• **TASK INSTRUCTIONS**
From the listing below, extract every line containing "반납하였습니다".

• **PROVIDED DATA**
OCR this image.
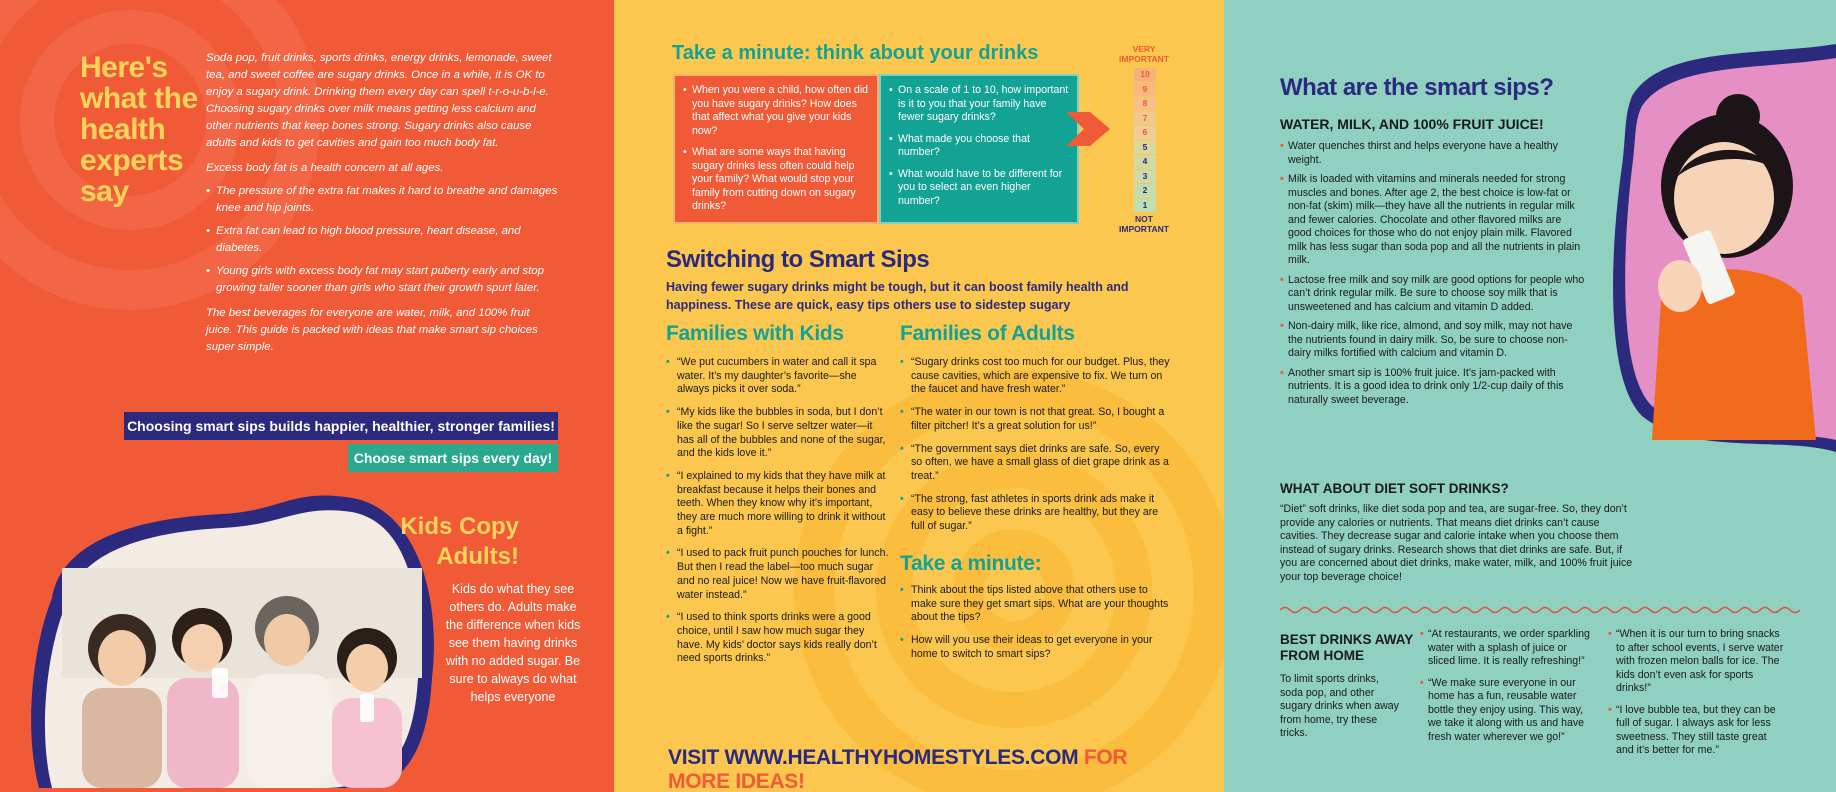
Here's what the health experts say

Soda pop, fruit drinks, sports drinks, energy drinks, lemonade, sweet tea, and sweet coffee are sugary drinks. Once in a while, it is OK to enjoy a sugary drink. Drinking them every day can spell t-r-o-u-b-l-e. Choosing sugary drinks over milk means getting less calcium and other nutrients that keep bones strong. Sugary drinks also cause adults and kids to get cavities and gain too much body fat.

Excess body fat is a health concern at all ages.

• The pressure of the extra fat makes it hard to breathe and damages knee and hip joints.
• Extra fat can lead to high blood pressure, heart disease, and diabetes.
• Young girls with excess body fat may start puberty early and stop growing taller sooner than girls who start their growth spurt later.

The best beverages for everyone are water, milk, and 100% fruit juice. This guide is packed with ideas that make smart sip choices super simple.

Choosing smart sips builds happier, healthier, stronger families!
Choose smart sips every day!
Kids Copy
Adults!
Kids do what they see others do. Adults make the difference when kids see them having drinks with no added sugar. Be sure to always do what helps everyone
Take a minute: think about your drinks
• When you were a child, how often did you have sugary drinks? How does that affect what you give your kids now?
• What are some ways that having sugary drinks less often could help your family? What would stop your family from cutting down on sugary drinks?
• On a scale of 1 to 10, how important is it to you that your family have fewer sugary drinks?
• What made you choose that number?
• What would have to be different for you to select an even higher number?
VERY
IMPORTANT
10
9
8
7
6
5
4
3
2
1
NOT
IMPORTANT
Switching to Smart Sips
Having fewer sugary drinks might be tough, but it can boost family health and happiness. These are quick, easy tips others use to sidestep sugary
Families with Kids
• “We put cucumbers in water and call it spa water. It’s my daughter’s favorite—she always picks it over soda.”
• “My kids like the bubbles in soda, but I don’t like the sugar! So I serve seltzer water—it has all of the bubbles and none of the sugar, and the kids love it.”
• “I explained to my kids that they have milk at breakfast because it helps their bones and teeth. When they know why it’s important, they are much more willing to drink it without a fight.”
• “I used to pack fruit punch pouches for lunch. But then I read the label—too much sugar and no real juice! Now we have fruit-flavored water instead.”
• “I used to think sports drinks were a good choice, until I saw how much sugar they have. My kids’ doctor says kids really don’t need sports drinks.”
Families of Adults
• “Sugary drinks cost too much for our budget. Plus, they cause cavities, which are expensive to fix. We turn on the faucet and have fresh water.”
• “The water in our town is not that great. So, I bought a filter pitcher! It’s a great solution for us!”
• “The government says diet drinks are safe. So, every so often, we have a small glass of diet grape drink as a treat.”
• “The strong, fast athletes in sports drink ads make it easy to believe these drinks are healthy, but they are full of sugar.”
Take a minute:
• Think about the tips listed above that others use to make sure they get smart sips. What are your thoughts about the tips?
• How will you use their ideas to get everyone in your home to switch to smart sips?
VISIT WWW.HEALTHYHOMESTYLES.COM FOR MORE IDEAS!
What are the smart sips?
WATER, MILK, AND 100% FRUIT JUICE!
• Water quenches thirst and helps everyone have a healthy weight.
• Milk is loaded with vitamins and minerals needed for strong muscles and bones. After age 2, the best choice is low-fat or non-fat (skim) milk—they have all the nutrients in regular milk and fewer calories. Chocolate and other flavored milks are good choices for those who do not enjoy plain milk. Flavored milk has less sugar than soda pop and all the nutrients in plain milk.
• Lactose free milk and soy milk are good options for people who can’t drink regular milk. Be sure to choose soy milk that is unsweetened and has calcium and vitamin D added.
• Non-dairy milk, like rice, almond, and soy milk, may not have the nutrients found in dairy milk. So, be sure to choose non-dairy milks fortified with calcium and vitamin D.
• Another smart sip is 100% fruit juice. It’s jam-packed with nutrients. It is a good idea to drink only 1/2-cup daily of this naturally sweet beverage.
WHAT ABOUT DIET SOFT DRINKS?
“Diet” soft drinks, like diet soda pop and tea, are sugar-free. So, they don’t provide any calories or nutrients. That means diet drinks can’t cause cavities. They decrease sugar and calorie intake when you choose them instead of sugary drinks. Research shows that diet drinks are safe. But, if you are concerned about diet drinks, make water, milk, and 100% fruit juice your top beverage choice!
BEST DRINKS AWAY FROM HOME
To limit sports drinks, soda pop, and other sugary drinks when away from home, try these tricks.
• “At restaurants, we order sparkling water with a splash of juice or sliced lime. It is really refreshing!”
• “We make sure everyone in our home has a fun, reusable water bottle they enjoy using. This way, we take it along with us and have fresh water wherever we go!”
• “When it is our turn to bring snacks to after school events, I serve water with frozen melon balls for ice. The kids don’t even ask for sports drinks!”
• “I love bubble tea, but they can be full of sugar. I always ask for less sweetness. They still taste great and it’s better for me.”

* * *

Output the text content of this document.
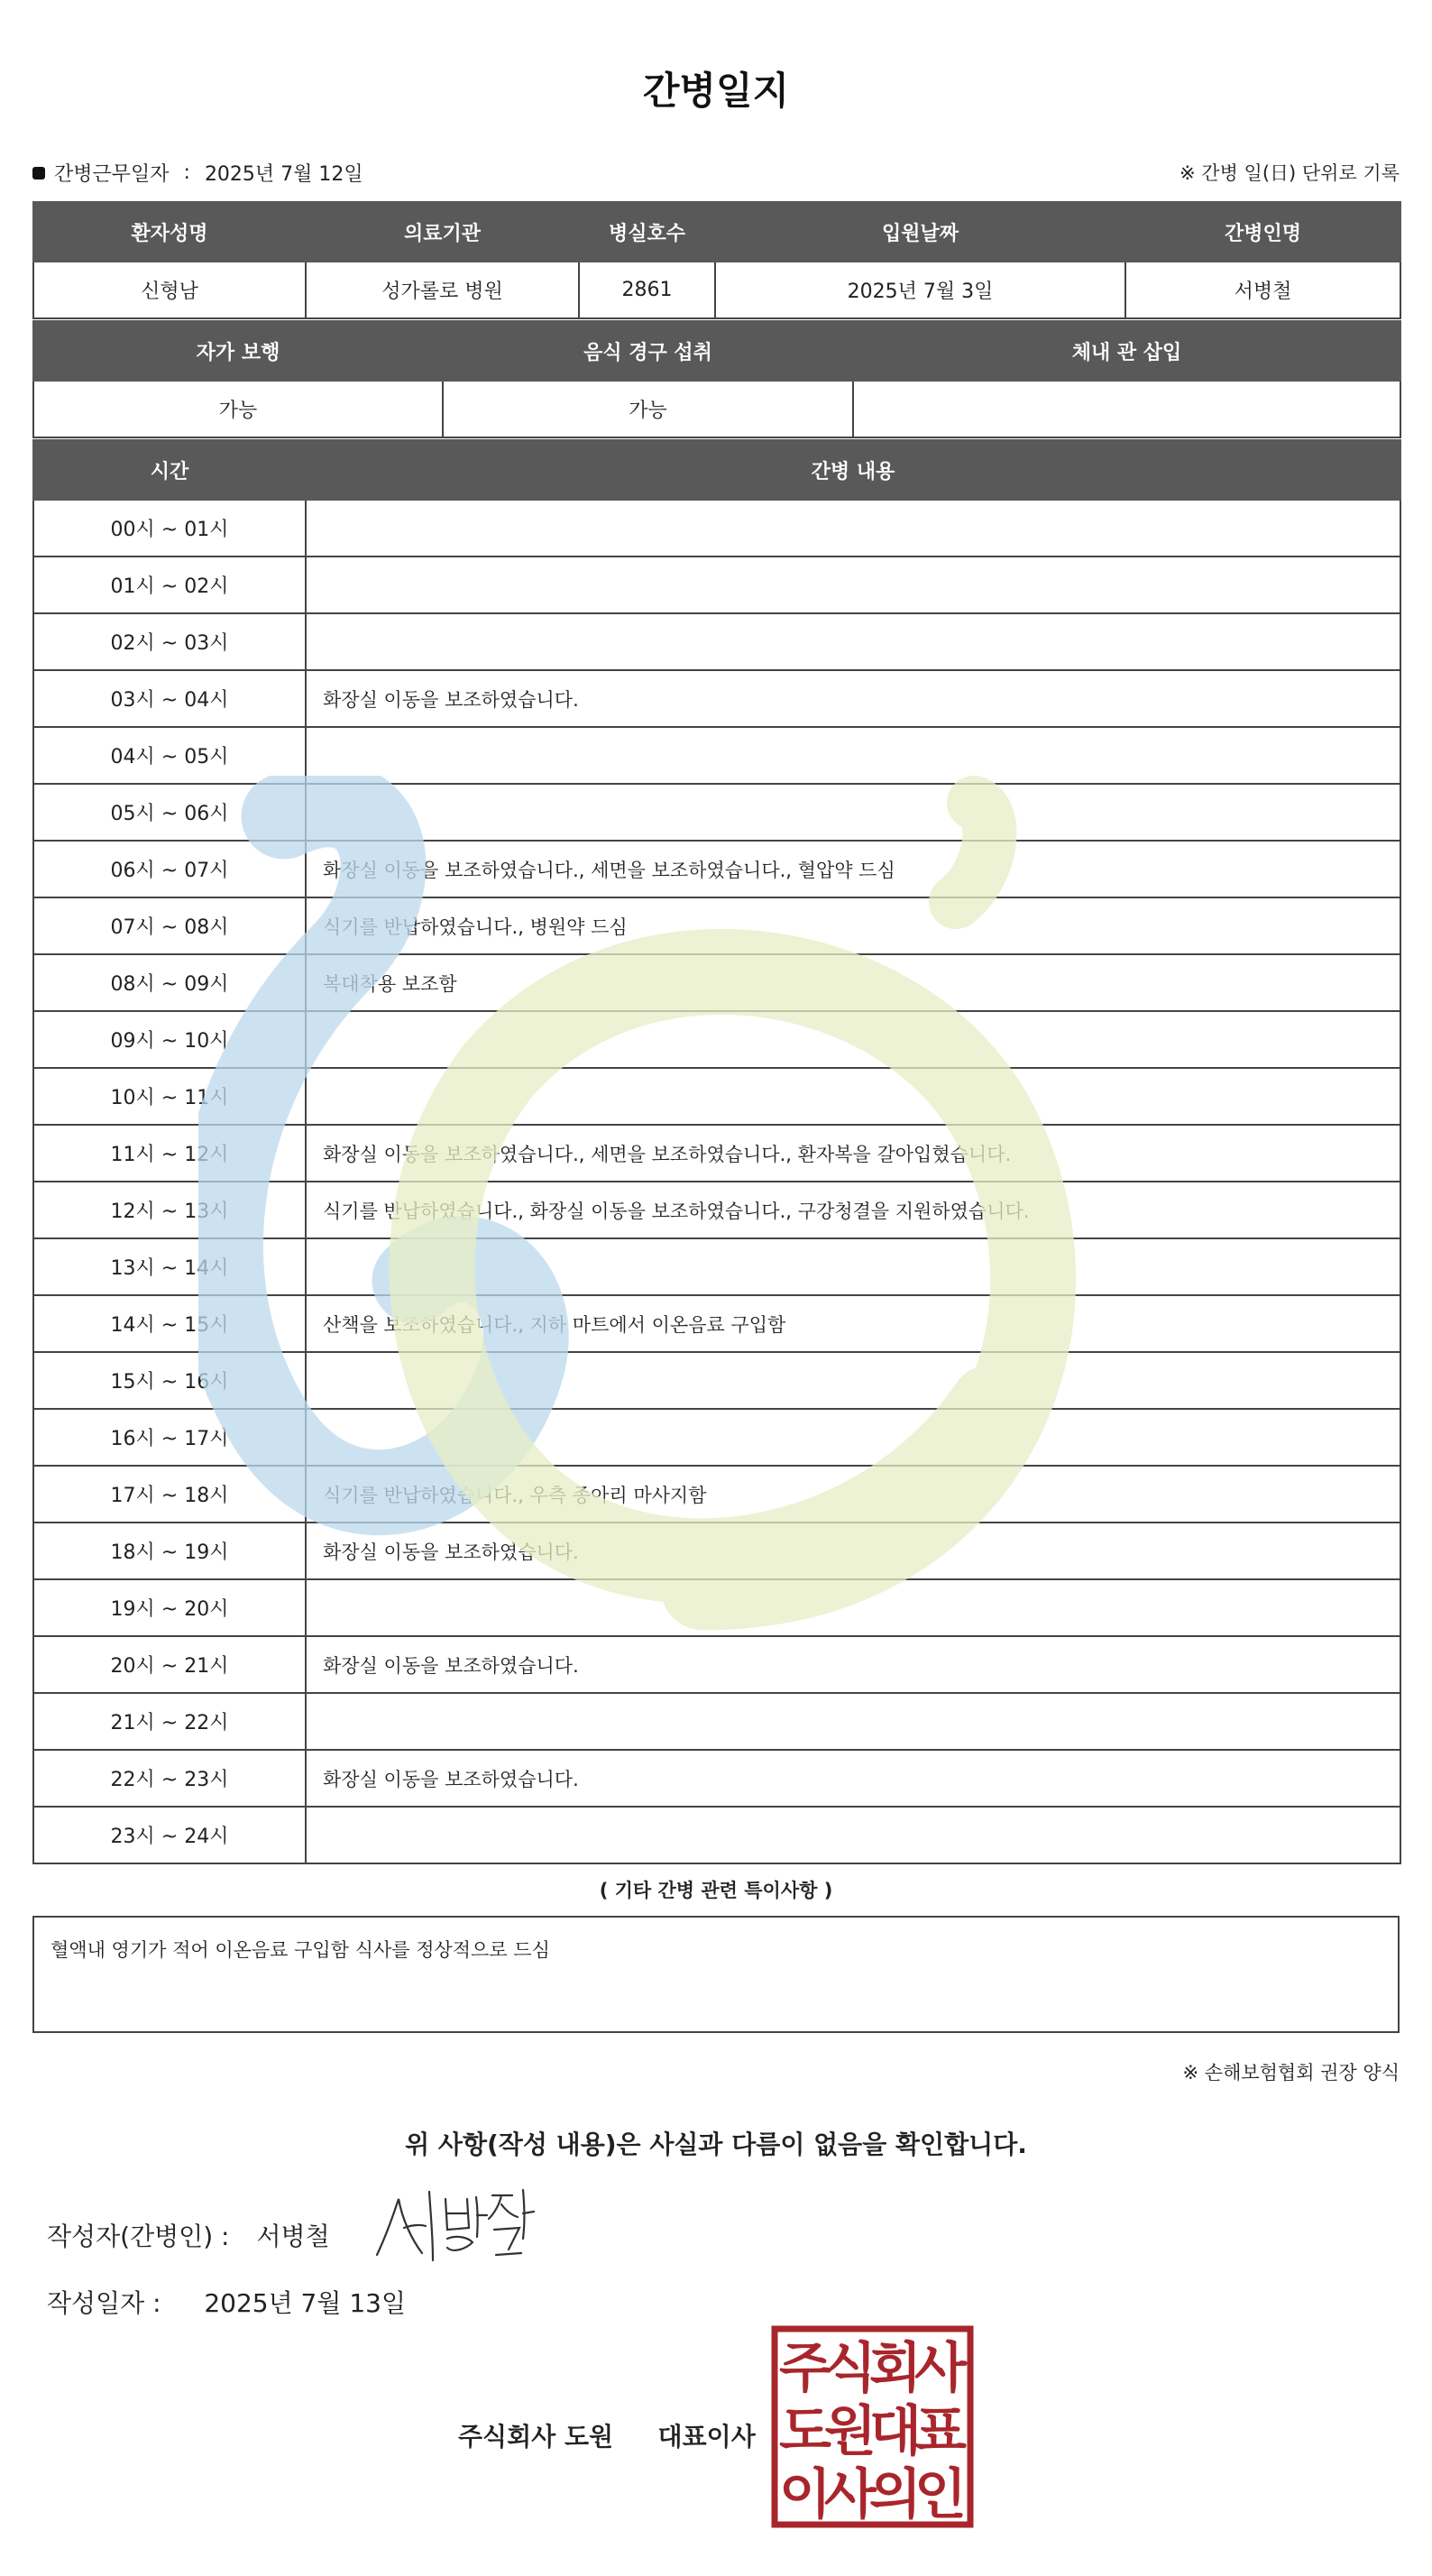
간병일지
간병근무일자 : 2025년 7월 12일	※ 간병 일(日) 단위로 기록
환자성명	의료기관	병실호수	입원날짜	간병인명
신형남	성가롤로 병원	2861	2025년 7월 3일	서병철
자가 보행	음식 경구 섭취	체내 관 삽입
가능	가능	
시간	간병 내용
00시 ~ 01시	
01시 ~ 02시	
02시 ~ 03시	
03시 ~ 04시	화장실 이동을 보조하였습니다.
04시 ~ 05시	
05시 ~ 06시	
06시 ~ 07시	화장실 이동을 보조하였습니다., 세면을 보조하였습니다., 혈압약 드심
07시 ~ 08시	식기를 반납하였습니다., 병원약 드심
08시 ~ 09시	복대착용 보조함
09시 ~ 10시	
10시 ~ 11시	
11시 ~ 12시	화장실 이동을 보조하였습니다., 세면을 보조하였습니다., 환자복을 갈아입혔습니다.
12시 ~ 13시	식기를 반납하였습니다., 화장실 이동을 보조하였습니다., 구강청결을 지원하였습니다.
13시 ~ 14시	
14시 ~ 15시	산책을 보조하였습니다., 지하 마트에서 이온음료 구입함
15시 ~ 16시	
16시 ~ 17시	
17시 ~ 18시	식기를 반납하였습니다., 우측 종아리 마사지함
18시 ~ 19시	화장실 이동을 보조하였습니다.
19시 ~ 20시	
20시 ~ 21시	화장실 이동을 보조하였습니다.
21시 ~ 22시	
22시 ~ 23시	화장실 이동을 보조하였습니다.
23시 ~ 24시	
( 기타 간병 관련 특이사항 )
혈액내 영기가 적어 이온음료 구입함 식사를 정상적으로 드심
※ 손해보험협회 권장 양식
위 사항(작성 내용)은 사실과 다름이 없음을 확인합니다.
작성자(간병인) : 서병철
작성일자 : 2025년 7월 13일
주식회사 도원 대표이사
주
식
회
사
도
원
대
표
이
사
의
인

• **WRITTEN REPLY**
07시 ~ 08시	식기를 반납하였습니다., 병원약 드심
12시 ~ 13시	식기를 반납하였습니다., 화장실 이동을 보조하였습니다., 구강청결을 지원하였습니다.
17시 ~ 18시	식기를 반납하였습니다., 우측 종아리 마사지함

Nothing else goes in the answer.